INFORMATION GIVEN:

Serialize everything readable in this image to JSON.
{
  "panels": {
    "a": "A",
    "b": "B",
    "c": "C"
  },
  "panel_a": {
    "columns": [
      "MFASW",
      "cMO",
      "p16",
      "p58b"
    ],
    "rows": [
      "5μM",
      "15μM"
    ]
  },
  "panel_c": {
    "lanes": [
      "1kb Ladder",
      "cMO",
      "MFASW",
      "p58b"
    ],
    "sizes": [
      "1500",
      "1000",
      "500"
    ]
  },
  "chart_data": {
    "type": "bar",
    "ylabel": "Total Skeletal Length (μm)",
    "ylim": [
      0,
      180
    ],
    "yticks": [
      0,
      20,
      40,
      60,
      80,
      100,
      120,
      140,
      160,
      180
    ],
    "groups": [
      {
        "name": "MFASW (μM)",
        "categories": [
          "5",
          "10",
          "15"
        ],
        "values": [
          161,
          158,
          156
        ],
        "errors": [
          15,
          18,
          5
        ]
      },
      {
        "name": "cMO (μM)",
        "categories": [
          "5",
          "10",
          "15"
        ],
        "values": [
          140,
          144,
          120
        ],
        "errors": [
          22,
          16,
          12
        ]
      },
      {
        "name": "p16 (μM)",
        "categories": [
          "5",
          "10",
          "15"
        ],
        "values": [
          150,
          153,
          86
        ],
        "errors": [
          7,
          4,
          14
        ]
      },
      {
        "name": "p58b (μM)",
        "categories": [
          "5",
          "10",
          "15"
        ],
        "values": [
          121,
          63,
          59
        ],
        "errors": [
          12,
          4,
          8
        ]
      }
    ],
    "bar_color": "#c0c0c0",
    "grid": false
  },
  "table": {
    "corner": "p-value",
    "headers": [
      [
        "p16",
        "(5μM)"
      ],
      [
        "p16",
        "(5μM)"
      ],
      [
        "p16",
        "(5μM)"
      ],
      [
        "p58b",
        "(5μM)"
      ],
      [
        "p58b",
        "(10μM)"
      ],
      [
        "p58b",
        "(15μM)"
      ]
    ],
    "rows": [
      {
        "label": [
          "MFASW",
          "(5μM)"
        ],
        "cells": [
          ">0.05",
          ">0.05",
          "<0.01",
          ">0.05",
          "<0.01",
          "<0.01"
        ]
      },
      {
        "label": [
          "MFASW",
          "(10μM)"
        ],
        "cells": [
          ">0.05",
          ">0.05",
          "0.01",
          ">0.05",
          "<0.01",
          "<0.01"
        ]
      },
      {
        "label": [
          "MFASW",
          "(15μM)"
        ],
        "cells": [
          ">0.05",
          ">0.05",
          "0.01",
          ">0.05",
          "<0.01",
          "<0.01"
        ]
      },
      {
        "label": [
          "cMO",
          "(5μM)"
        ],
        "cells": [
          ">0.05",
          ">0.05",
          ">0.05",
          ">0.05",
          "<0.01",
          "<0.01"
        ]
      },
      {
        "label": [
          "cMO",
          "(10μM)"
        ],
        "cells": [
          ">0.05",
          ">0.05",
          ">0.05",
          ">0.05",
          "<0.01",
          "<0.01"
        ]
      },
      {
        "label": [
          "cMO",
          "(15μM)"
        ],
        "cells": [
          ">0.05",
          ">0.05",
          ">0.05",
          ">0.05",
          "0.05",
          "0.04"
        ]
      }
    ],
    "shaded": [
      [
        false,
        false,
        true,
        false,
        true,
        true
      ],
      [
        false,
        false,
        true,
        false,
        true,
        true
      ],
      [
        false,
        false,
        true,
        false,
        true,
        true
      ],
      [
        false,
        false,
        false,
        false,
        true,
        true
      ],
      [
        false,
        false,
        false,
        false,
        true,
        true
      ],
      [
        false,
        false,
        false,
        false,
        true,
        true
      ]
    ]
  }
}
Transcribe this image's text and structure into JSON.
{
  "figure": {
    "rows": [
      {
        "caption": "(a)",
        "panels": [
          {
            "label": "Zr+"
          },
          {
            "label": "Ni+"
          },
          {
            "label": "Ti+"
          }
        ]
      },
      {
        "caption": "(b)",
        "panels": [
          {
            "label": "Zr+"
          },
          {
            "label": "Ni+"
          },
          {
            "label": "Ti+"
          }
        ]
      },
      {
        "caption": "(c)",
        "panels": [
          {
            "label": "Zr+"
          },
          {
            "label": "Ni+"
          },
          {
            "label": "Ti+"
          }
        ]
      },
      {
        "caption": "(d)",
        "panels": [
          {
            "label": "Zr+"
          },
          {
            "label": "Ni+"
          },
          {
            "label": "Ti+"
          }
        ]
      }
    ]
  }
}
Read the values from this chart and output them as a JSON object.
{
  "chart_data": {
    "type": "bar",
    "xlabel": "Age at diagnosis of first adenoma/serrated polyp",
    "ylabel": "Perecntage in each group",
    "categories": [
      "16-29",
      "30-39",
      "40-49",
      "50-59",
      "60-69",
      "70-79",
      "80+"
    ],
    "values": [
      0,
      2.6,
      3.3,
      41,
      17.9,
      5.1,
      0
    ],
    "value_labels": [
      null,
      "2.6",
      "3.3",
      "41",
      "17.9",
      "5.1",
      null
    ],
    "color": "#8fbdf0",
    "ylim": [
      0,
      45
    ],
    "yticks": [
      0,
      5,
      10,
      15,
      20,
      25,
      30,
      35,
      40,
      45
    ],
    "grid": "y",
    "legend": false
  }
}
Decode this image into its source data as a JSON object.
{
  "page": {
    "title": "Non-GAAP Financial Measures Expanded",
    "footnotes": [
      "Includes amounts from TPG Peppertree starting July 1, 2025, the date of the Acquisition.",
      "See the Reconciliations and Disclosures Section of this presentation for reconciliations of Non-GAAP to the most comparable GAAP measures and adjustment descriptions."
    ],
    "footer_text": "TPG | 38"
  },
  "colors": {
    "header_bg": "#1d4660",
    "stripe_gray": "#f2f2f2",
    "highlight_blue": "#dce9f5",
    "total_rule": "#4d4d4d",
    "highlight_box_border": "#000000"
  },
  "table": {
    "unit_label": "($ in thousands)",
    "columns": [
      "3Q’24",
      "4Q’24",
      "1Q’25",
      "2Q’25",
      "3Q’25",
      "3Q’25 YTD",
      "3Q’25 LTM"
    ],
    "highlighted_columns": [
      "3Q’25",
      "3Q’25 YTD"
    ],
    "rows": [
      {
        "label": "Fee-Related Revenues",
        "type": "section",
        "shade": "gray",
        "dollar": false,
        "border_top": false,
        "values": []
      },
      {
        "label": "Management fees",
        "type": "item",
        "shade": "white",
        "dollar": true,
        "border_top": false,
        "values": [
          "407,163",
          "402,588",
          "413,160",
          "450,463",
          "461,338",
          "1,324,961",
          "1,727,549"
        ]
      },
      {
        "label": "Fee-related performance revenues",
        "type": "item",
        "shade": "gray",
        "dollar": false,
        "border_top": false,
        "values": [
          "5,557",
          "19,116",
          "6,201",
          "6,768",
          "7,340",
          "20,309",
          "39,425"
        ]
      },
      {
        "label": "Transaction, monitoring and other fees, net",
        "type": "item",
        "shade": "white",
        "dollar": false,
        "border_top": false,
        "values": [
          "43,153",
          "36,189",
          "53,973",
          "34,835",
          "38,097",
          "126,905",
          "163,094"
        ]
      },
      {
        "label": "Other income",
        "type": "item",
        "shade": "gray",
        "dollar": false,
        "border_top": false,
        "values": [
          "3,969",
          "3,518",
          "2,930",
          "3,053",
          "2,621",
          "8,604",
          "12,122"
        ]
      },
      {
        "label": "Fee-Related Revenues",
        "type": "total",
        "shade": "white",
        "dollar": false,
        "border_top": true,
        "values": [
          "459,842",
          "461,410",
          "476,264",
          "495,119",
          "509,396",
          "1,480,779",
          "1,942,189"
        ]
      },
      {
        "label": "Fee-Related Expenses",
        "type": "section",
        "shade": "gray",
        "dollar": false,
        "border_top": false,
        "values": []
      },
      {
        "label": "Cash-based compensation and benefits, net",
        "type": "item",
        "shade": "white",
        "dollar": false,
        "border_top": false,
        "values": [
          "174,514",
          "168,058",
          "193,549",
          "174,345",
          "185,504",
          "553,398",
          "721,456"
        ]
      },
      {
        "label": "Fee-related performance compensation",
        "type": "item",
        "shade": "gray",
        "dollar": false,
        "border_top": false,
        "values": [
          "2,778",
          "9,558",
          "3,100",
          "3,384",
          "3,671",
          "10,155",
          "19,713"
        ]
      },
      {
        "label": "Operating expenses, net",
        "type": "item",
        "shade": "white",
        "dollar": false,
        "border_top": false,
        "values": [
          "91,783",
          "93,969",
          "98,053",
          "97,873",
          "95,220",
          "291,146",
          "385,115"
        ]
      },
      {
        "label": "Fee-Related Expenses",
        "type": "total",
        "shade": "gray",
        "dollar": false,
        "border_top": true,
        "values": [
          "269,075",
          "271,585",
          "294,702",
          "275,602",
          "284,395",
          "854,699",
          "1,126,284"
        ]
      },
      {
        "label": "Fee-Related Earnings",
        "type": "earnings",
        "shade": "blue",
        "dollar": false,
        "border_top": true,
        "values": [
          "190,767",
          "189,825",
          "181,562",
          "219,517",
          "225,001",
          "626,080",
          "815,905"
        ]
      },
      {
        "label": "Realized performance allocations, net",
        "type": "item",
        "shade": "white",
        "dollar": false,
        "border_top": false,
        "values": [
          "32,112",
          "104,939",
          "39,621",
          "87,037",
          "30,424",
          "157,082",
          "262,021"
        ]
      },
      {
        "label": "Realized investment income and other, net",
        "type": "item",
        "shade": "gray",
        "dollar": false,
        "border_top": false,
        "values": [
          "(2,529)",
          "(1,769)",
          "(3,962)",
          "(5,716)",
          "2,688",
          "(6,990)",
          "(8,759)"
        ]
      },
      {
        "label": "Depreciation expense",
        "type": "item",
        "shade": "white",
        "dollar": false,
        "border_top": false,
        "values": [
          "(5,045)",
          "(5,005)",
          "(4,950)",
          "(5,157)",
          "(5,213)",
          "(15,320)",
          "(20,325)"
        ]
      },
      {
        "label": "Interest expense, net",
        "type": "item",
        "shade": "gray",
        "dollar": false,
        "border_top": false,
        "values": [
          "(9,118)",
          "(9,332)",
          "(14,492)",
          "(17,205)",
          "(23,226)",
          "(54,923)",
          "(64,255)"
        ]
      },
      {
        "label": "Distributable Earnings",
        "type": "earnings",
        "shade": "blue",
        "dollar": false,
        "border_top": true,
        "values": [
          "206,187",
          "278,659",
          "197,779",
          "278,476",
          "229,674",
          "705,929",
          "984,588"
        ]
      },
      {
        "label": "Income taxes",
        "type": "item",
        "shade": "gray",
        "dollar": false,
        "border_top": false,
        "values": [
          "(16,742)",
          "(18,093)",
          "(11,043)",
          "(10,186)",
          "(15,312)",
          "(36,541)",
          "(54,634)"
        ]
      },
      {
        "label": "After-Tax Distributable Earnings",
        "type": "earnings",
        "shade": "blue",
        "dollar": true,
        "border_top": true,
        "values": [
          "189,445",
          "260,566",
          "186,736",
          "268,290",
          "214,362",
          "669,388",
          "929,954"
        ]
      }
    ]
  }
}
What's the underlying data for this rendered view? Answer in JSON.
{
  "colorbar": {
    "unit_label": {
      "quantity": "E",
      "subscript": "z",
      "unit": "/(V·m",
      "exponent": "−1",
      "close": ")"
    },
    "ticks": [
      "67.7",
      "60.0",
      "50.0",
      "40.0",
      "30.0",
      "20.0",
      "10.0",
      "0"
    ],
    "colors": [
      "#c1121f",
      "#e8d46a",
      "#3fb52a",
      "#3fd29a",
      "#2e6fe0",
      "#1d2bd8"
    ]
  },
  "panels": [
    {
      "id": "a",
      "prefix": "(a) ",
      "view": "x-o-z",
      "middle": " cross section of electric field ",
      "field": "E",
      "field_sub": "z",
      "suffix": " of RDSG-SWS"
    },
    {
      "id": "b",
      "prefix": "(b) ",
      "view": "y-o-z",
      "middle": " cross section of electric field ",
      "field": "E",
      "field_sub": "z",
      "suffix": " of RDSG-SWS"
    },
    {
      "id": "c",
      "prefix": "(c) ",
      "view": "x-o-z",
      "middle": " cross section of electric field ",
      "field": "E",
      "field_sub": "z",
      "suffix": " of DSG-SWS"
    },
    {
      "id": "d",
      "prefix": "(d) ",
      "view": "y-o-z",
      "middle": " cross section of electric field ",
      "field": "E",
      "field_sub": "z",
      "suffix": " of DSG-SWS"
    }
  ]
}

TASK PROMPT:
Lines that include the word "GAAP" — how many are there in the data? Answer with the number alone.

THE COMPLETED TASK:
2